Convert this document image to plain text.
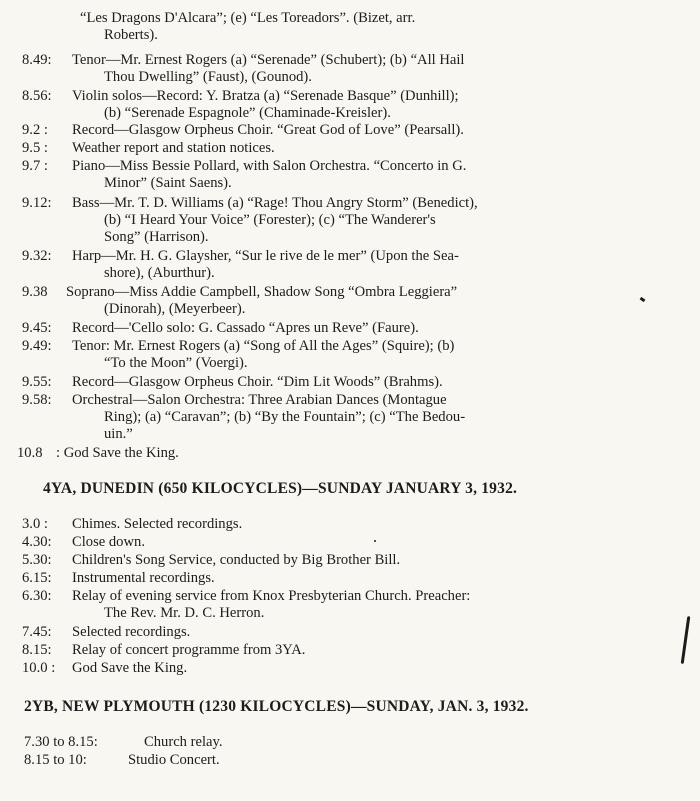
“Les Dragons D'Alcara”; (e) “Les Toreadors”. (Bizet, arr.
Roberts).
8.49: Tenor—Mr. Ernest Rogers (a) “Serenade” (Schubert); (b) “All Hail
Thou Dwelling” (Faust), (Gounod).
8.56: Violin solos—Record: Y. Bratza (a) “Serenade Basque” (Dunhill);
(b) “Serenade Espagnole” (Chaminade-Kreisler).
9.2 : Record—Glasgow Orpheus Choir. “Great God of Love” (Pearsall).
9.5 : Weather report and station notices.
9.7 : Piano—Miss Bessie Pollard, with Salon Orchestra. “Concerto in G.
Minor” (Saint Saens).
9.12: Bass—Mr. T. D. Williams (a) “Rage! Thou Angry Storm” (Benedict),
(b) “I Heard Your Voice” (Forester); (c) “The Wanderer's
Song” (Harrison).
9.32: Harp—Mr. H. G. Glaysher, “Sur le rive de le mer” (Upon the Sea-
shore), (Aburthur).
9.38 Soprano—Miss Addie Campbell, Shadow Song “Ombra Leggiera”
(Dinorah), (Meyerbeer).
9.45: Record—'Cello solo: G. Cassado “Apres un Reve” (Faure).
9.49: Tenor: Mr. Ernest Rogers (a) “Song of All the Ages” (Squire); (b)
“To the Moon” (Voergi).
9.55: Record—Glasgow Orpheus Choir. “Dim Lit Woods” (Brahms).
9.58: Orchestral—Salon Orchestra: Three Arabian Dances (Montague
Ring); (a) “Caravan”; (b) “By the Fountain”; (c) “The Bedou-
uin.”
10.8 : God Save the King.
4YA, DUNEDIN (650 KILOCYCLES)—SUNDAY JANUARY 3, 1932.
3.0 : Chimes. Selected recordings.
4.30: Close down.
5.30: Children's Song Service, conducted by Big Brother Bill.
6.15: Instrumental recordings.
6.30: Relay of evening service from Knox Presbyterian Church. Preacher:
The Rev. Mr. D. C. Herron.
7.45: Selected recordings.
8.15: Relay of concert programme from 3YA.
10.0 : God Save the King.
2YB, NEW PLYMOUTH (1230 KILOCYCLES)—SUNDAY, JAN. 3, 1932.
7.30 to 8.15:	Church relay.
8.15 to 10:	Studio Concert.
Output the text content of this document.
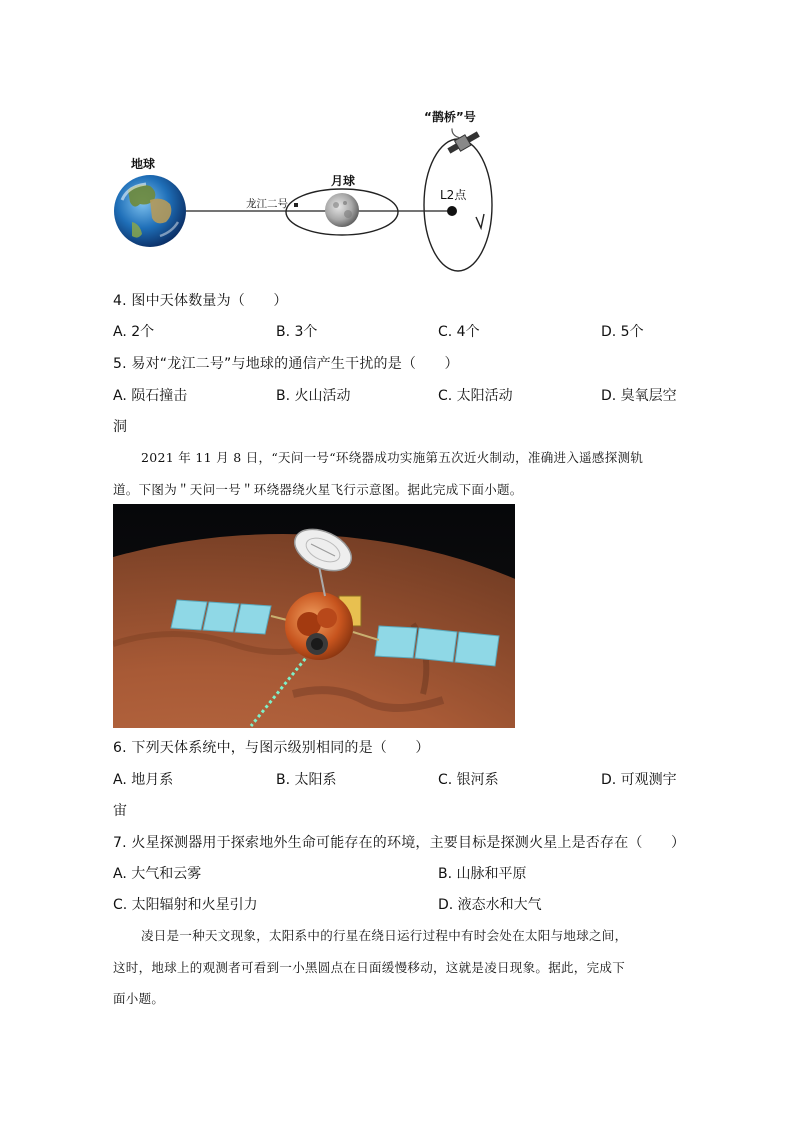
地球
月球
龙江二号
“鹊桥”号
L2点
4. 图中天体数量为（　　）
A. 2个	B. 3个	C. 4个	D. 5个
5. 易对“龙江二号”与地球的通信产生干扰的是（　　）
A. 陨石撞击	B. 火山活动	C. 太阳活动	D. 臭氧层空
洞
2021 年 11 月 8 日，“天问一号“环绕器成功实施第五次近火制动，准确进入遥感探测轨
道。下图为＂天问一号＂环绕器绕火星飞行示意图。据此完成下面小题。
6. 下列天体系统中，与图示级别相同的是（　　）
A. 地月系	B. 太阳系	C. 银河系	D. 可观测宇
宙
7. 火星探测器用于探索地外生命可能存在的环境，主要目标是探测火星上是否存在（　　）
A. 大气和云雾	B. 山脉和平原
C. 太阳辐射和火星引力	D. 液态水和大气
凌日是一种天文现象，太阳系中的行星在绕日运行过程中有时会处在太阳与地球之间，
这时，地球上的观测者可看到一小黑圆点在日面缓慢移动，这就是凌日现象。据此，完成下
面小题。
·····
Challenge:
Retype every record above exactly as written, but leave out the pictures.

Solution:
Convert this document image to plain text.
“Les Dragons D'Alcara”; (e) “Les Toreadors”. (Bizet, arr.
Roberts).
8.49: Tenor—Mr. Ernest Rogers (a) “Serenade” (Schubert); (b) “All Hail
Thou Dwelling” (Faust), (Gounod).
8.56: Violin solos—Record: Y. Bratza (a) “Serenade Basque” (Dunhill);
(b) “Serenade Espagnole” (Chaminade-Kreisler).
9.2 : Record—Glasgow Orpheus Choir. “Great God of Love” (Pearsall).
9.5 : Weather report and station notices.
9.7 : Piano—Miss Bessie Pollard, with Salon Orchestra. “Concerto in G.
Minor” (Saint Saens).
9.12: Bass—Mr. T. D. Williams (a) “Rage! Thou Angry Storm” (Benedict),
(b) “I Heard Your Voice” (Forester); (c) “The Wanderer's
Song” (Harrison).
9.32: Harp—Mr. H. G. Glaysher, “Sur le rive de le mer” (Upon the Sea-
shore), (Aburthur).
9.38 Soprano—Miss Addie Campbell, Shadow Song “Ombra Leggiera”
(Dinorah), (Meyerbeer).
9.45: Record—'Cello solo: G. Cassado “Apres un Reve” (Faure).
9.49: Tenor: Mr. Ernest Rogers (a) “Song of All the Ages” (Squire); (b)
“To the Moon” (Voergi).
9.55: Record—Glasgow Orpheus Choir. “Dim Lit Woods” (Brahms).
9.58: Orchestral—Salon Orchestra: Three Arabian Dances (Montague
Ring); (a) “Caravan”; (b) “By the Fountain”; (c) “The Bedou-
uin.”
10.8 : God Save the King.
4YA, DUNEDIN (650 KILOCYCLES)—SUNDAY JANUARY 3, 1932.
3.0 : Chimes. Selected recordings.
4.30: Close down.
5.30: Children's Song Service, conducted by Big Brother Bill.
6.15: Instrumental recordings.
6.30: Relay of evening service from Knox Presbyterian Church. Preacher:
The Rev. Mr. D. C. Herron.
7.45: Selected recordings.
8.15: Relay of concert programme from 3YA.
10.0 : God Save the King.
2YB, NEW PLYMOUTH (1230 KILOCYCLES)—SUNDAY, JAN. 3, 1932.
7.30 to 8.15:	Church relay.
8.15 to 10:	Studio Concert.
Output the text content of this document.
地球
月球
龙江二号
“鹊桥”号
L2点
4. 图中天体数量为（　　）
A. 2个	B. 3个	C. 4个	D. 5个
5. 易对“龙江二号”与地球的通信产生干扰的是（　　）
A. 陨石撞击	B. 火山活动	C. 太阳活动	D. 臭氧层空
洞
2021 年 11 月 8 日，“天问一号“环绕器成功实施第五次近火制动，准确进入遥感探测轨
道。下图为＂天问一号＂环绕器绕火星飞行示意图。据此完成下面小题。
6. 下列天体系统中，与图示级别相同的是（　　）
A. 地月系	B. 太阳系	C. 银河系	D. 可观测宇
宙
7. 火星探测器用于探索地外生命可能存在的环境，主要目标是探测火星上是否存在（　　）
A. 大气和云雾	B. 山脉和平原
C. 太阳辐射和火星引力	D. 液态水和大气
凌日是一种天文现象，太阳系中的行星在绕日运行过程中有时会处在太阳与地球之间，
这时，地球上的观测者可看到一小黑圆点在日面缓慢移动，这就是凌日现象。据此，完成下
面小题。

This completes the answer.